─── Entries provided

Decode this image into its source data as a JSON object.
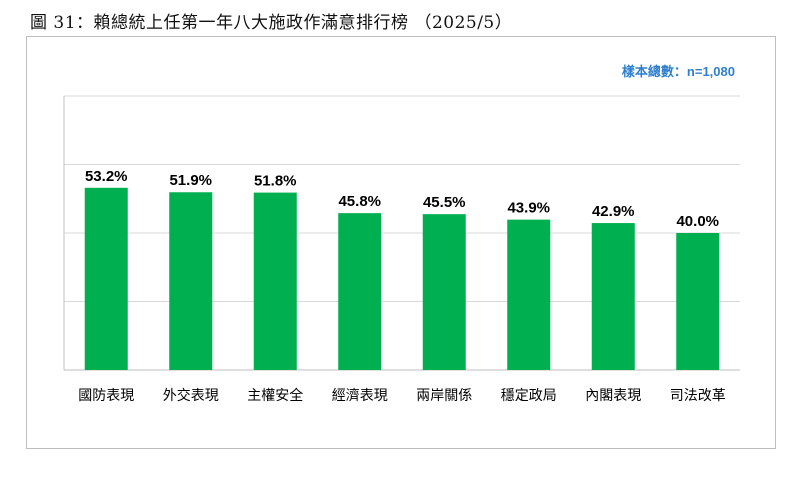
{
  "caption": "圖 31：賴總統上任第一年八大施政作滿意排行榜 （2025/5）",
  "sample_note": "樣本總數：n=1,080",
  "colors": {
    "bar": "#00b050",
    "sample_note": "#2f7fd1"
  },
  "chart_data": {
    "type": "bar",
    "categories": [
      "國防表現",
      "外交表現",
      "主權安全",
      "經濟表現",
      "兩岸關係",
      "穩定政局",
      "內閣表現",
      "司法改革"
    ],
    "values": [
      53.2,
      51.9,
      51.8,
      45.8,
      45.5,
      43.9,
      42.9,
      40.0
    ],
    "value_labels": [
      "53.2%",
      "51.9%",
      "51.8%",
      "45.8%",
      "45.5%",
      "43.9%",
      "42.9%",
      "40.0%"
    ],
    "ylim": [
      0,
      80
    ],
    "grid": true,
    "legend": false
  }
}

──────

● **What the task asks**
Your task is to copy the entries in full and exactly, without any images.

● **Task response**
Decode this image into its source data as a JSON object.
{
  "caption": "圖 31：賴總統上任第一年八大施政作滿意排行榜 （2025/5）",
  "sample_note": "樣本總數：n=1,080",
  "colors": {
    "bar": "#00b050",
    "sample_note": "#2f7fd1"
  },
  "chart_data": {
    "type": "bar",
    "categories": [
      "國防表現",
      "外交表現",
      "主權安全",
      "經濟表現",
      "兩岸關係",
      "穩定政局",
      "內閣表現",
      "司法改革"
    ],
    "values": [
      53.2,
      51.9,
      51.8,
      45.8,
      45.5,
      43.9,
      42.9,
      40.0
    ],
    "value_labels": [
      "53.2%",
      "51.9%",
      "51.8%",
      "45.8%",
      "45.5%",
      "43.9%",
      "42.9%",
      "40.0%"
    ],
    "ylim": [
      0,
      80
    ],
    "grid": true,
    "legend": false
  }
}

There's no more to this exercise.